> [The task] Only the pictures are left out: repeat the rest of the entries exactly.

> [Stored records]
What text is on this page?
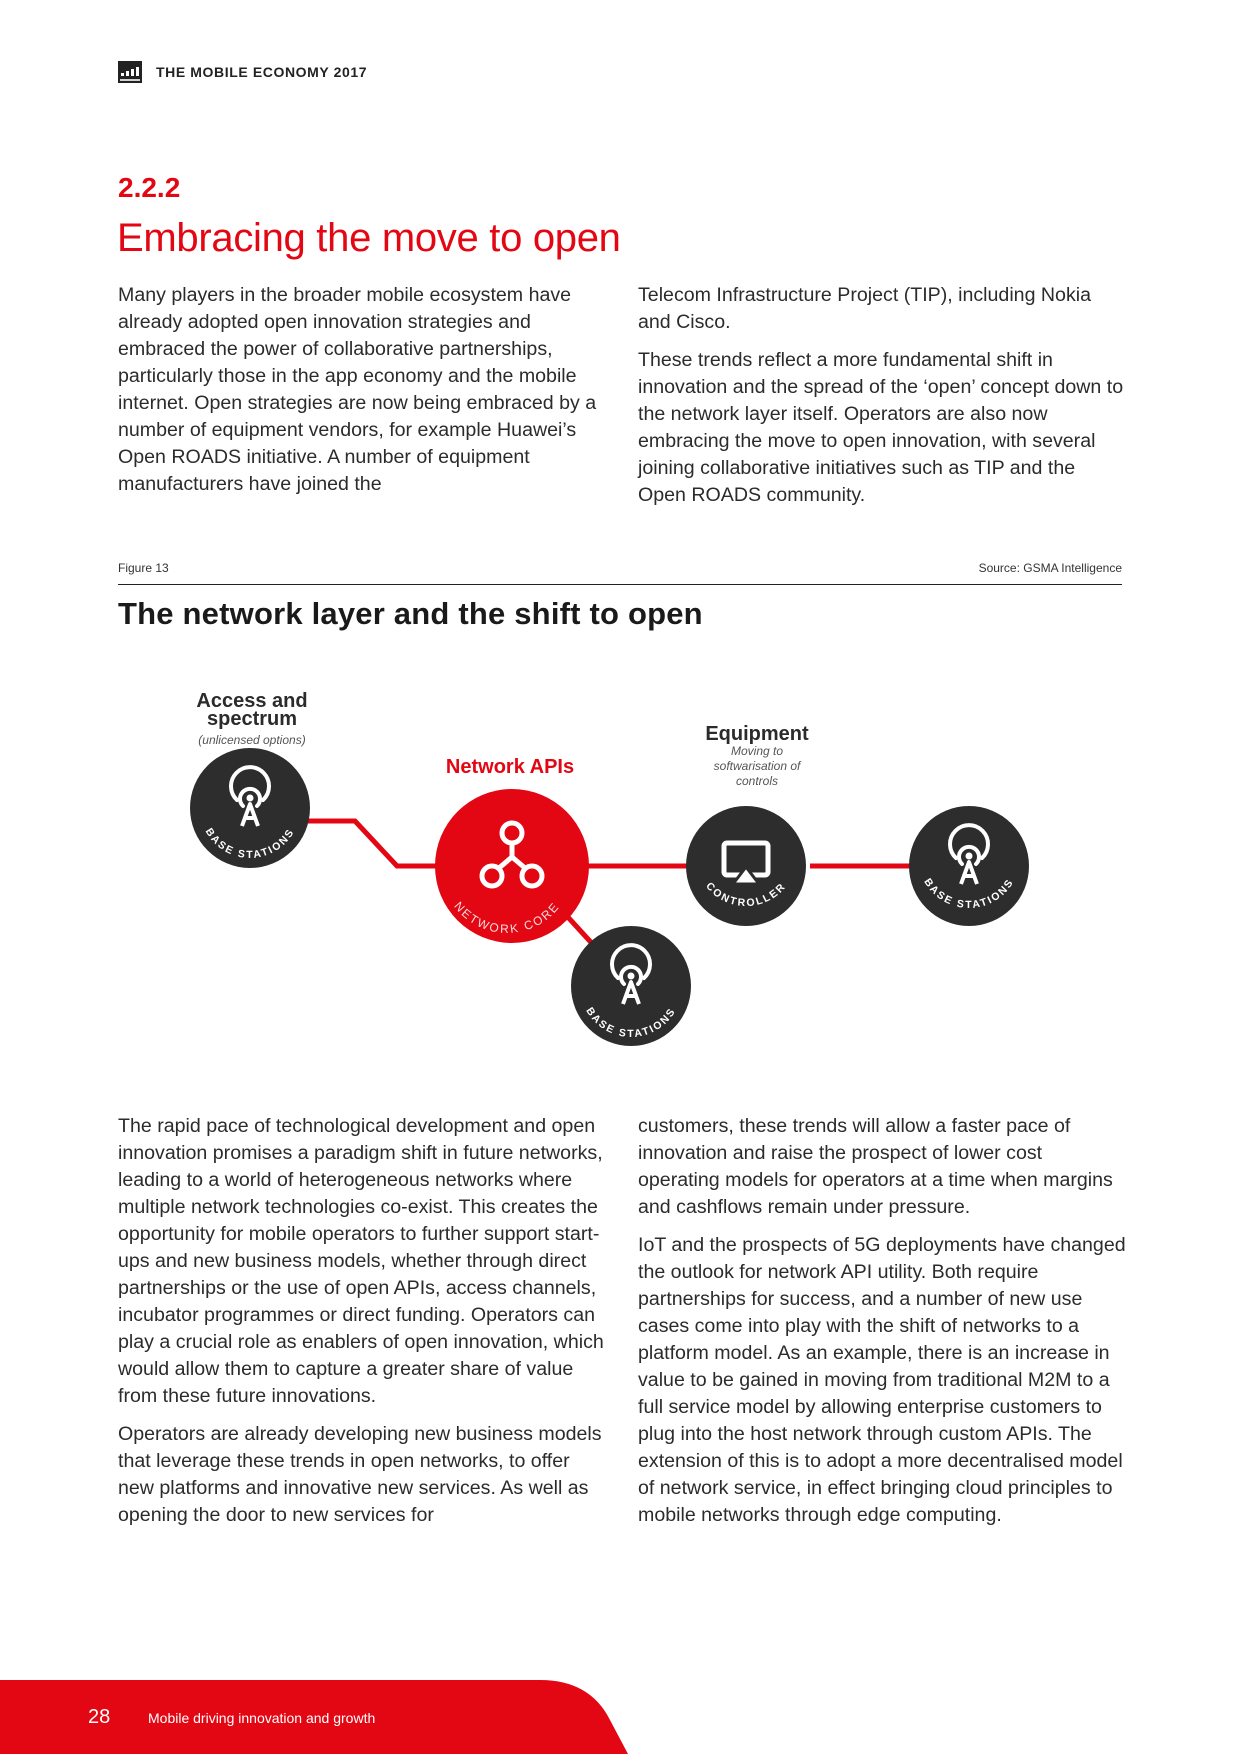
THE MOBILE ECONOMY 2017
2.2.2
Embracing the move to open

Many players in the broader mobile ecosystem have already adopted open innovation strategies and embraced the power of collaborative partnerships, particularly those in the app economy and the mobile internet. Open strategies are now being embraced by a number of equipment vendors, for example Huawei’s Open ROADS initiative. A number of equipment manufacturers have joined the

Telecom Infrastructure Project (TIP), including Nokia and Cisco.

These trends reflect a more fundamental shift in innovation and the spread of the ‘open’ concept down to the network layer itself. Operators are also now embracing the move to open innovation, with several joining collaborative initiatives such as TIP and the Open ROADS community.

Figure 13	Source: GSMA Intelligence
The network layer and the shift to open
Access and
spectrum
(unlicensed options)
Network APIs
Equipment
Moving to
softwarisation of
controls
BASE STATIONS
NETWORK CORE
CONTROLLER	BASE STATIONS
BASE STATIONS

The rapid pace of technological development and open innovation promises a paradigm shift in future networks, leading to a world of heterogeneous networks where multiple network technologies co-exist. This creates the opportunity for mobile operators to further support start-ups and new business models, whether through direct partnerships or the use of open APIs, access channels, incubator programmes or direct funding. Operators can play a crucial role as enablers of open innovation, which would allow them to capture a greater share of value from these future innovations.

Operators are already developing new business models that leverage these trends in open networks, to offer new platforms and innovative new services. As well as opening the door to new services for

customers, these trends will allow a faster pace of innovation and raise the prospect of lower cost operating models for operators at a time when margins and cashflows remain under pressure.

IoT and the prospects of 5G deployments have changed the outlook for network API utility. Both require partnerships for success, and a number of new use cases come into play with the shift of networks to a platform model. As an example, there is an increase in value to be gained in moving from traditional M2M to a full service model by allowing enterprise customers to plug into the host network through custom APIs. The extension of this is to adopt a more decentralised model of network service, in effect bringing cloud principles to mobile networks through edge computing.

28	Mobile driving innovation and growth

> [Response]
What text is on this page?
THE MOBILE ECONOMY 2017
2.2.2
Embracing the move to open

Many players in the broader mobile ecosystem have already adopted open innovation strategies and embraced the power of collaborative partnerships, particularly those in the app economy and the mobile internet. Open strategies are now being embraced by a number of equipment vendors, for example Huawei’s Open ROADS initiative. A number of equipment manufacturers have joined the

Telecom Infrastructure Project (TIP), including Nokia and Cisco.

These trends reflect a more fundamental shift in innovation and the spread of the ‘open’ concept down to the network layer itself. Operators are also now embracing the move to open innovation, with several joining collaborative initiatives such as TIP and the Open ROADS community.

Figure 13	Source: GSMA Intelligence
The network layer and the shift to open
Access and
spectrum
(unlicensed options)
Network APIs
Equipment
Moving to
softwarisation of
controls
BASE STATIONS
NETWORK CORE
CONTROLLER	BASE STATIONS
BASE STATIONS

The rapid pace of technological development and open innovation promises a paradigm shift in future networks, leading to a world of heterogeneous networks where multiple network technologies co-exist. This creates the opportunity for mobile operators to further support start-ups and new business models, whether through direct partnerships or the use of open APIs, access channels, incubator programmes or direct funding. Operators can play a crucial role as enablers of open innovation, which would allow them to capture a greater share of value from these future innovations.

Operators are already developing new business models that leverage these trends in open networks, to offer new platforms and innovative new services. As well as opening the door to new services for

customers, these trends will allow a faster pace of innovation and raise the prospect of lower cost operating models for operators at a time when margins and cashflows remain under pressure.

IoT and the prospects of 5G deployments have changed the outlook for network API utility. Both require partnerships for success, and a number of new use cases come into play with the shift of networks to a platform model. As an example, there is an increase in value to be gained in moving from traditional M2M to a full service model by allowing enterprise customers to plug into the host network through custom APIs. The extension of this is to adopt a more decentralised model of network service, in effect bringing cloud principles to mobile networks through edge computing.

28	Mobile driving innovation and growth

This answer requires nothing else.